Gather every line below that contains the string "Versus", matching case exactly.

*** Dataset

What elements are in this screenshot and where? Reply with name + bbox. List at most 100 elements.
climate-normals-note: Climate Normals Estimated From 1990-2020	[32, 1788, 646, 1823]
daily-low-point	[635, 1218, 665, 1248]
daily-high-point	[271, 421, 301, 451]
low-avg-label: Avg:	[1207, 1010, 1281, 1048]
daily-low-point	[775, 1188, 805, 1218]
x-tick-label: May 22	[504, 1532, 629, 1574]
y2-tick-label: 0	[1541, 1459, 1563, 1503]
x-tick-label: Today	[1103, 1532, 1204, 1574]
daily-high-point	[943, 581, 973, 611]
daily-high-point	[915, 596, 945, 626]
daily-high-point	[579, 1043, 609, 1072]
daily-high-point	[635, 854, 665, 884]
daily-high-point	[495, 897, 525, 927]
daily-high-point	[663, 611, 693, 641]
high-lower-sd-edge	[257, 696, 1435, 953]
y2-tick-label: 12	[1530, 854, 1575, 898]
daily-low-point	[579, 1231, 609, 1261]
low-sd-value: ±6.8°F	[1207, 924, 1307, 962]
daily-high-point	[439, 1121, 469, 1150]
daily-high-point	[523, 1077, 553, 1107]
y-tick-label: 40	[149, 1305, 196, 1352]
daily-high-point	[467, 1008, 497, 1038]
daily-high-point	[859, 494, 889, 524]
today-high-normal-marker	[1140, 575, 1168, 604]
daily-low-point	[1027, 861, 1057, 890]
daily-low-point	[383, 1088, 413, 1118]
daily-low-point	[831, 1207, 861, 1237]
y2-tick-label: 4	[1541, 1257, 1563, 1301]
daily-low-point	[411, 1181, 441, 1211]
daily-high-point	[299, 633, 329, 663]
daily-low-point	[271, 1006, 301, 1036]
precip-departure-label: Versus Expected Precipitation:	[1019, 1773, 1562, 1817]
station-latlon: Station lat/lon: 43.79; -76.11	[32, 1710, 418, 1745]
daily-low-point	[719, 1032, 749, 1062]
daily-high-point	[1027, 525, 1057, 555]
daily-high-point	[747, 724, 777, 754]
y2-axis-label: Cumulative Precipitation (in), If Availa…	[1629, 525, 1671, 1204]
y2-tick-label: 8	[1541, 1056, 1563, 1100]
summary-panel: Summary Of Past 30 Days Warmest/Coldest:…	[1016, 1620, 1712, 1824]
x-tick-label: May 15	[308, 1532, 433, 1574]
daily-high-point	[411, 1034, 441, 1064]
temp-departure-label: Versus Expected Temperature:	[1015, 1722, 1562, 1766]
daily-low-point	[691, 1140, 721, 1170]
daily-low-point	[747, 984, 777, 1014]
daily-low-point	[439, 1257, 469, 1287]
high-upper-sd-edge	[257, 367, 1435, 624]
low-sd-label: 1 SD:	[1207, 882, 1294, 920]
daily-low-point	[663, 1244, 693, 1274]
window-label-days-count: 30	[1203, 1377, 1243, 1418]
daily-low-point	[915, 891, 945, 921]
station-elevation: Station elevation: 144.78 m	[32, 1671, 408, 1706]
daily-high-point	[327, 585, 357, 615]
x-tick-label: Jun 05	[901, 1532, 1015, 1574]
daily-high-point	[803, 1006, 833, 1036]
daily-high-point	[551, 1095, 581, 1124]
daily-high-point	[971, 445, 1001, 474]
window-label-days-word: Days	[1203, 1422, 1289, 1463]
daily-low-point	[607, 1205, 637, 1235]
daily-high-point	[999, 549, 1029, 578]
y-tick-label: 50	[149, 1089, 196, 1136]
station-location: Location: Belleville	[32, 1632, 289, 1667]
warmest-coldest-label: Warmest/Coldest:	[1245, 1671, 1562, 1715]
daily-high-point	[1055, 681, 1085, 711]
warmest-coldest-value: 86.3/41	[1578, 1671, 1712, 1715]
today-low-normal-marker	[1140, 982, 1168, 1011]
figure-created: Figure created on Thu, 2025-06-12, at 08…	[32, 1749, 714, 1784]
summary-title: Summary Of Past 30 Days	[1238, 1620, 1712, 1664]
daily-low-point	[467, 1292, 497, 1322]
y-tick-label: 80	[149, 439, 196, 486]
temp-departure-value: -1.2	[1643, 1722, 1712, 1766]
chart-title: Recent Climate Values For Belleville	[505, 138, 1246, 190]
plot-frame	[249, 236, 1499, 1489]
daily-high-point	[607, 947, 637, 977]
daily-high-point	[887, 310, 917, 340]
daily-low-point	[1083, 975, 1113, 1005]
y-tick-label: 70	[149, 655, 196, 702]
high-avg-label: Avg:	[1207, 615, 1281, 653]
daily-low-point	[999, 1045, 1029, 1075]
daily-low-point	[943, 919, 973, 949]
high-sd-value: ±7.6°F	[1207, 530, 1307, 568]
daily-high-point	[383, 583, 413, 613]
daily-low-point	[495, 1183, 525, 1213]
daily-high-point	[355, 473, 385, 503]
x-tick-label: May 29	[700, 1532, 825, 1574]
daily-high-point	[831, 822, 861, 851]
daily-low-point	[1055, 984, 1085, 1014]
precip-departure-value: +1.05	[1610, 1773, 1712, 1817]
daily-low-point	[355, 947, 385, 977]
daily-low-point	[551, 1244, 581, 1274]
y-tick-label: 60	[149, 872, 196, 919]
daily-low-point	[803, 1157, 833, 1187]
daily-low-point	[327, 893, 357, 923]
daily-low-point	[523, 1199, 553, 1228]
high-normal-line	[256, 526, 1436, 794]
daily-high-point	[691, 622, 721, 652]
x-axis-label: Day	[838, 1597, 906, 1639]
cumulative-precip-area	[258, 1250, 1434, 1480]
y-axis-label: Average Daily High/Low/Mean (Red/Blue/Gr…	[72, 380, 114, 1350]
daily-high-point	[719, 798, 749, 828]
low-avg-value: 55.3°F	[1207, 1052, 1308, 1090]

******

Answer in full>
precip-departure-label: Versus Expected Precipitation:	[1019, 1773, 1562, 1817]
temp-departure-label: Versus Expected Temperature:	[1015, 1722, 1562, 1766]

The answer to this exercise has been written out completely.